* _Given exercise_
Omit all pictures. Copy the rest of the material exactly.

─── Data for this task

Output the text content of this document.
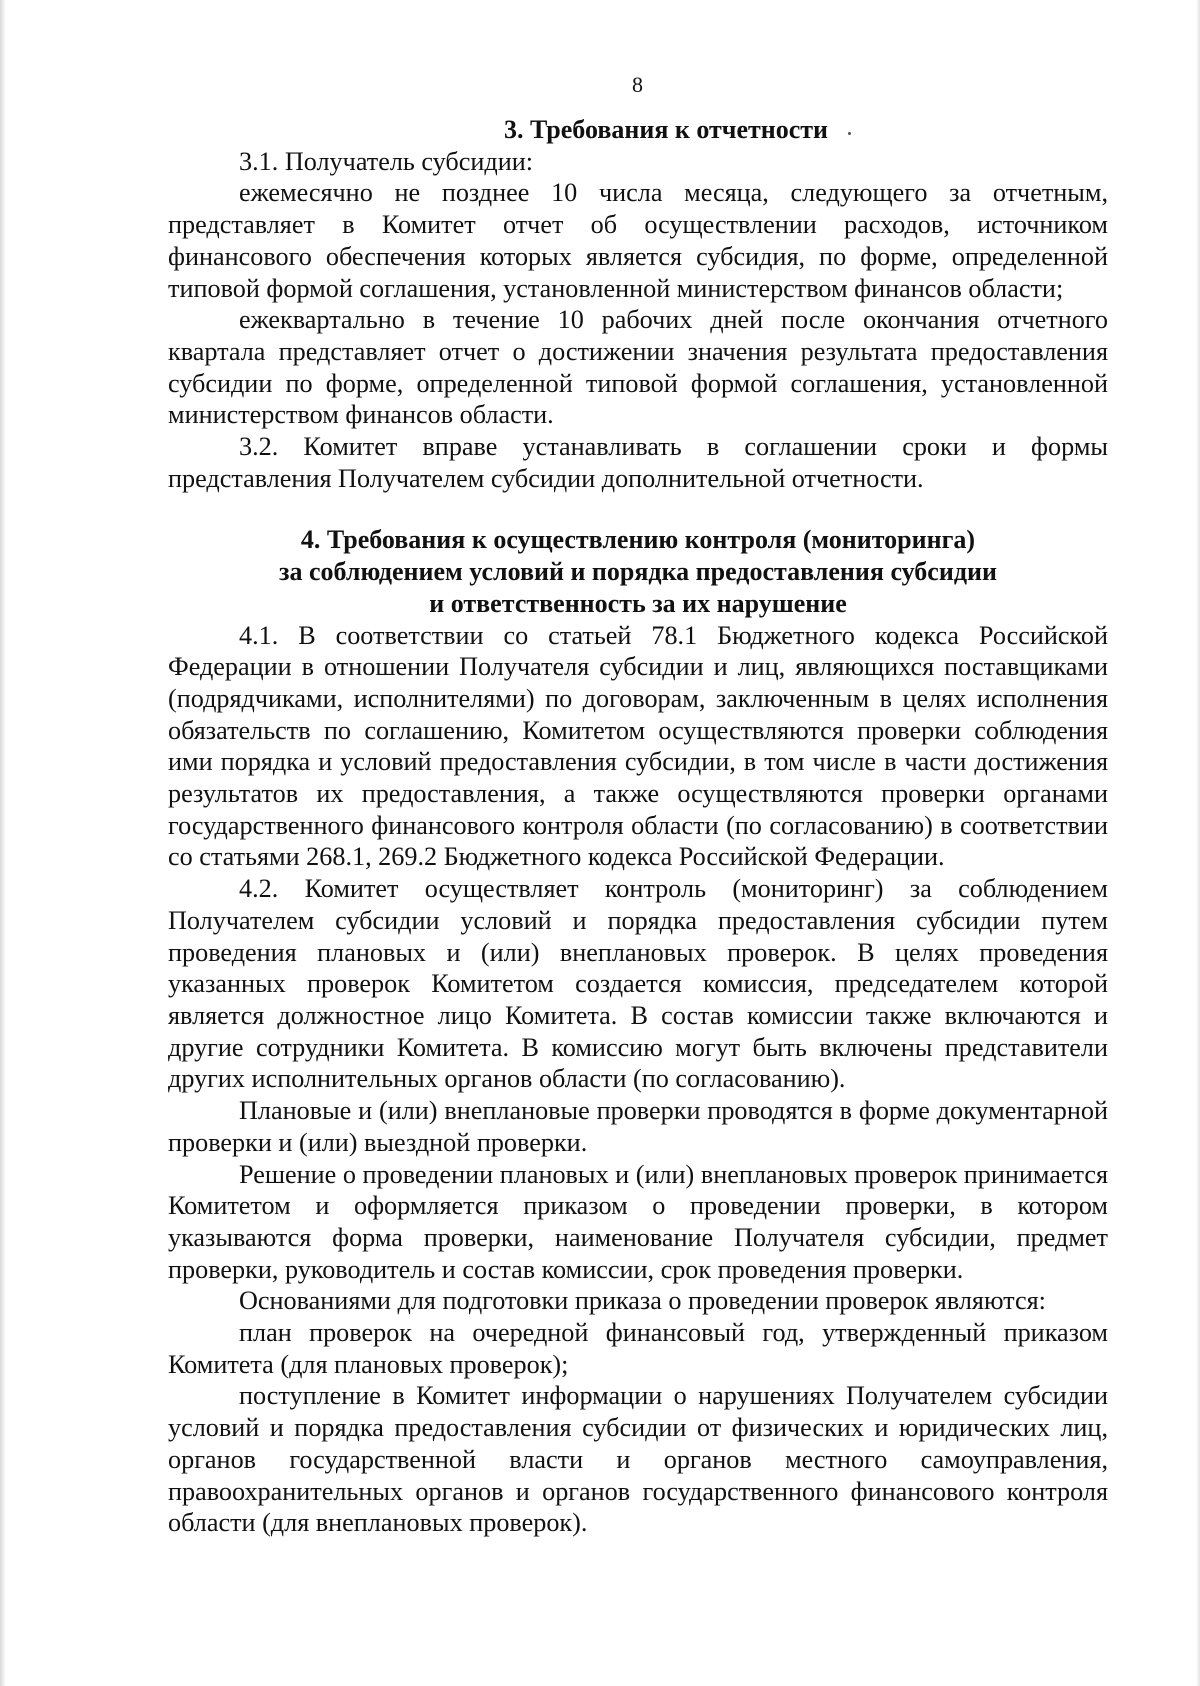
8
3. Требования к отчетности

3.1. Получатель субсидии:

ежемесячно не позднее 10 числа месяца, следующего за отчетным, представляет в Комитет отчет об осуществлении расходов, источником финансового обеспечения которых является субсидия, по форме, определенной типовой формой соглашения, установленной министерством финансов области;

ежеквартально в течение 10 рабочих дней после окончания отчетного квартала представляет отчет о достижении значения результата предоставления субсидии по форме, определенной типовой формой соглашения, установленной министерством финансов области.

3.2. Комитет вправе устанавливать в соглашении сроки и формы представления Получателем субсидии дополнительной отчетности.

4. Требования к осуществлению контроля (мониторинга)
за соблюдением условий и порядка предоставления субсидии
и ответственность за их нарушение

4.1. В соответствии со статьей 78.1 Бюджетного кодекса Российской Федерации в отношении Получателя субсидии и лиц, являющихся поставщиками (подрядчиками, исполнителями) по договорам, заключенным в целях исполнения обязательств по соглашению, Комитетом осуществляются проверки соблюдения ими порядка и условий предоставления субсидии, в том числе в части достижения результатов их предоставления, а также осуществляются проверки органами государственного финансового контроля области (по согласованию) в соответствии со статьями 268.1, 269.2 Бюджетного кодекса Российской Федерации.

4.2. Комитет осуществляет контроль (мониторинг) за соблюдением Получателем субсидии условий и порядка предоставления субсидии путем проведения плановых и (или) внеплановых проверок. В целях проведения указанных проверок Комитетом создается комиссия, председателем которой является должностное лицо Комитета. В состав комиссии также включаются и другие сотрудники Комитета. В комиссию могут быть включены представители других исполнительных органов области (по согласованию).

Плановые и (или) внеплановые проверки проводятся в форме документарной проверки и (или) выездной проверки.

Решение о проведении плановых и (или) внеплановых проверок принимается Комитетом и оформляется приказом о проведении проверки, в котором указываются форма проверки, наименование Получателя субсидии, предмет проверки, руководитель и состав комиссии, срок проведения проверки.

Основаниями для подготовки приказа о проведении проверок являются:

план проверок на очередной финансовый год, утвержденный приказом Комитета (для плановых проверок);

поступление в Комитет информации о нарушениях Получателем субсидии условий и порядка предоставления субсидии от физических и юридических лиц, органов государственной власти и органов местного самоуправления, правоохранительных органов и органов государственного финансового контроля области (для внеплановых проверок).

──────

* _Worked solution_
Output the text content of this document.
8
3. Требования к отчетности

3.1. Получатель субсидии:

ежемесячно не позднее 10 числа месяца, следующего за отчетным, представляет в Комитет отчет об осуществлении расходов, источником финансового обеспечения которых является субсидия, по форме, определенной типовой формой соглашения, установленной министерством финансов области;

ежеквартально в течение 10 рабочих дней после окончания отчетного квартала представляет отчет о достижении значения результата предоставления субсидии по форме, определенной типовой формой соглашения, установленной министерством финансов области.

3.2. Комитет вправе устанавливать в соглашении сроки и формы представления Получателем субсидии дополнительной отчетности.

4. Требования к осуществлению контроля (мониторинга)
за соблюдением условий и порядка предоставления субсидии
и ответственность за их нарушение

4.1. В соответствии со статьей 78.1 Бюджетного кодекса Российской Федерации в отношении Получателя субсидии и лиц, являющихся поставщиками (подрядчиками, исполнителями) по договорам, заключенным в целях исполнения обязательств по соглашению, Комитетом осуществляются проверки соблюдения ими порядка и условий предоставления субсидии, в том числе в части достижения результатов их предоставления, а также осуществляются проверки органами государственного финансового контроля области (по согласованию) в соответствии со статьями 268.1, 269.2 Бюджетного кодекса Российской Федерации.

4.2. Комитет осуществляет контроль (мониторинг) за соблюдением Получателем субсидии условий и порядка предоставления субсидии путем проведения плановых и (или) внеплановых проверок. В целях проведения указанных проверок Комитетом создается комиссия, председателем которой является должностное лицо Комитета. В состав комиссии также включаются и другие сотрудники Комитета. В комиссию могут быть включены представители других исполнительных органов области (по согласованию).

Плановые и (или) внеплановые проверки проводятся в форме документарной проверки и (или) выездной проверки.

Решение о проведении плановых и (или) внеплановых проверок принимается Комитетом и оформляется приказом о проведении проверки, в котором указываются форма проверки, наименование Получателя субсидии, предмет проверки, руководитель и состав комиссии, срок проведения проверки.

Основаниями для подготовки приказа о проведении проверок являются:

план проверок на очередной финансовый год, утвержденный приказом Комитета (для плановых проверок);

поступление в Комитет информации о нарушениях Получателем субсидии условий и порядка предоставления субсидии от физических и юридических лиц, органов государственной власти и органов местного самоуправления, правоохранительных органов и органов государственного финансового контроля области (для внеплановых проверок).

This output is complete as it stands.